## Selected excerpt:
* * * * * * *

On 9/21/05, Sweet Coffee <[EMAIL PROTECTED]> wrote:
>
>
> Well here is where I disagree with you Chad. I do not think the
> opendocuments format is "geeky". The problem I see with OOo relates to where
> it is used and who it is exposed to.


By definition, anyone who understands what an file format really is, and why
it may or may not matter (beyond, can I open this thing), would be a geek.
End users think that when the file associations are changed (like when OOo
is installed with the Office file associations turned on) that you somehow
changed the actual file itself. For evidence of this fact, simply read the
thread that pops up daily on the users mailing list about "OPEN OFFICE ATE
MY HOMEWORK" or "YOUR STUPID SOFTWARE TOOK OVER MY FILES!" or some other
ignorance. You tell me that an "open standard file format" means *anything*
to ignorant end users like that. (Ignorance meaning lack on knowledge, not
stupidity.) File formats are a geek thing. Nobody with a Dell cares about
file formats.

I feel that once the Biblio thing is straigned out that OOo will get more
> exposure in academia and takeoff with academisians and professionals. They
> will become use to using it in school and probably continue to use it after
> graduation. The folks promoting the "OpenDocument" format [I do believe it
> is a worthy cause] need to somehow get the concept out to the general
> population. They need to do some PR that goes past the so called "geeks" so
> the average "non-geek" person can see the value and economics of the issue.

* * * * * * *

## Dataset entries:
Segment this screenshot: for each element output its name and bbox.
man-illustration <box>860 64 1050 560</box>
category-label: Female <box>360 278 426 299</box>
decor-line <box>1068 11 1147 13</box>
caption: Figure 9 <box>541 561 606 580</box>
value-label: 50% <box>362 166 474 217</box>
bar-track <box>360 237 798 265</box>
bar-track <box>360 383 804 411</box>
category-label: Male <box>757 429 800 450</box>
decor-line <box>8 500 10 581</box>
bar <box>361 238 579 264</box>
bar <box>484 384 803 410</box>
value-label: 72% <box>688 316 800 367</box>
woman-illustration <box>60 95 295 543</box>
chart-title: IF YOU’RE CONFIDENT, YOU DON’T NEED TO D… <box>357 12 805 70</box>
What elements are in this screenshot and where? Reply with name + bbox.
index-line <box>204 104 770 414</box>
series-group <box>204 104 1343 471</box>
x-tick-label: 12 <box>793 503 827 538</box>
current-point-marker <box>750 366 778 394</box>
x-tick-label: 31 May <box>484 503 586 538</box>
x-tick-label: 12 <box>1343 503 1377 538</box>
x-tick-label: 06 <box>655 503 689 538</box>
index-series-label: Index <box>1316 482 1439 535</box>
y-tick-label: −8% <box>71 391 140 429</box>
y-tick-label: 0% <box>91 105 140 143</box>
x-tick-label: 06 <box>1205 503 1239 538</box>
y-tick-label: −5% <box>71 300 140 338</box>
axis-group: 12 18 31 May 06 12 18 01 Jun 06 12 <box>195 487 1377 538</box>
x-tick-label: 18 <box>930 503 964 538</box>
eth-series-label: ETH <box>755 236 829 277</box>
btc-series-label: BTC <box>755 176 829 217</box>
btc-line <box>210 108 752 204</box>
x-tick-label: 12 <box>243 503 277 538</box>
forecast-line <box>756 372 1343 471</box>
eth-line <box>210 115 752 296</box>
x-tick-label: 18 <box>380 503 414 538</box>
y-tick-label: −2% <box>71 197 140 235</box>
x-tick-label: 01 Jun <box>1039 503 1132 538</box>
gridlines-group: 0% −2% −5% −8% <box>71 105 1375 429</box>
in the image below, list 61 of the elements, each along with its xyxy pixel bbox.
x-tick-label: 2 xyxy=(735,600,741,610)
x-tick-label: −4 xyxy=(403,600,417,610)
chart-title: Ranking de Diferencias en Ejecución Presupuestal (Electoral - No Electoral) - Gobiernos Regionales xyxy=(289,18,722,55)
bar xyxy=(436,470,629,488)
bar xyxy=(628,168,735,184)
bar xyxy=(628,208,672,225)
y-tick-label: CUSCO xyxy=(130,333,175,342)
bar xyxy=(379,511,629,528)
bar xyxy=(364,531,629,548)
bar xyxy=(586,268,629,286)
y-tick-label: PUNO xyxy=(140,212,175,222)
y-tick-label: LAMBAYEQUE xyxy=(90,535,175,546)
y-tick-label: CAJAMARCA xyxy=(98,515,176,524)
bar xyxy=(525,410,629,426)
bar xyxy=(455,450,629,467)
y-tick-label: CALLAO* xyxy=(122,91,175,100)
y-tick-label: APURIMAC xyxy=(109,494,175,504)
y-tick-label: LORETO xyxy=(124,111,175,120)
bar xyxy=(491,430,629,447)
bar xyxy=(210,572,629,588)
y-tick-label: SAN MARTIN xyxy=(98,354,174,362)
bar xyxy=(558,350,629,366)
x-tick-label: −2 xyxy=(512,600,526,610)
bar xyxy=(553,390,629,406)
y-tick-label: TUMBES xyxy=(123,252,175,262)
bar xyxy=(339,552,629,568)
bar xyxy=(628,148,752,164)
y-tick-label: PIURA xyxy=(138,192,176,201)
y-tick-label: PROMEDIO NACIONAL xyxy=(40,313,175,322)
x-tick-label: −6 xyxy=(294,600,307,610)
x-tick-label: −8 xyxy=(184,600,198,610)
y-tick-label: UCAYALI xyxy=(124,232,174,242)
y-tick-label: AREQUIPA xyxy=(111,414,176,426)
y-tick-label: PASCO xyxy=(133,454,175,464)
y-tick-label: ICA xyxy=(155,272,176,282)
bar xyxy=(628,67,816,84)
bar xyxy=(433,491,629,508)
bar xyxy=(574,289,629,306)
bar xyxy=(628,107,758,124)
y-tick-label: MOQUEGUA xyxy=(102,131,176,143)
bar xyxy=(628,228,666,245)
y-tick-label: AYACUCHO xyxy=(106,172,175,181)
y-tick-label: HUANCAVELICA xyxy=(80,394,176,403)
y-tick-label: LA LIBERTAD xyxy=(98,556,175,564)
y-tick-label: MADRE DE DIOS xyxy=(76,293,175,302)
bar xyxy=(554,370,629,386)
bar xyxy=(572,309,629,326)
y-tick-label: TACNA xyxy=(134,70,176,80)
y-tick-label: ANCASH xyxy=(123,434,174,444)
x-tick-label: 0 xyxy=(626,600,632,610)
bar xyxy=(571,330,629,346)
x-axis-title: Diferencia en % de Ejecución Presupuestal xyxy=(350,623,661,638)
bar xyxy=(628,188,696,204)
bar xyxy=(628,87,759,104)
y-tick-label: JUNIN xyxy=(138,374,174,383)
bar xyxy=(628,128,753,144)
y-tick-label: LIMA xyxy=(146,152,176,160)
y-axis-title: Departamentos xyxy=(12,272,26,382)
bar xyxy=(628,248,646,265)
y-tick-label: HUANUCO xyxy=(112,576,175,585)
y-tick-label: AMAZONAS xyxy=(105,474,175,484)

* * * * * * *

## To do:
Pick up the mailing-list reply about the OpenDocument format where it stops and continue it.

## Result below:
OpenDocuments is a useless thing as far as I am concerned. There is already
a standard file format in place - it's called DOC. Every office suite on the
planet can open and edit these things. You don't need to give penny one to
Microsoft to use it. And you don't need to steal from Microsoft to use it.
Get you a free (both meanings) distro of Linux with a free (both ways) word
processor, and boom, there you go. GnomeOffice (AbiWord), KOffice, and
OpenOffice.org *ALL* read, create, and edit Word DOCs. If anyone in the
world with a PC can open and read your files, what possible motivation is
there to switch? I will always *ALWAYS* have access to all of my Word Docs.
Nothing Microsoft can do to change that. Nothing anyone can do will change
that. OpenDocuments is a geek-only,
free-as-in-speech-software-java-is-satan-freak-only,
conspiracy-theorist-only issue. And no, Massachusetts doesn't convince me
otherwise - it's just a ploy to get cheap/free copies of MS Office/Windows.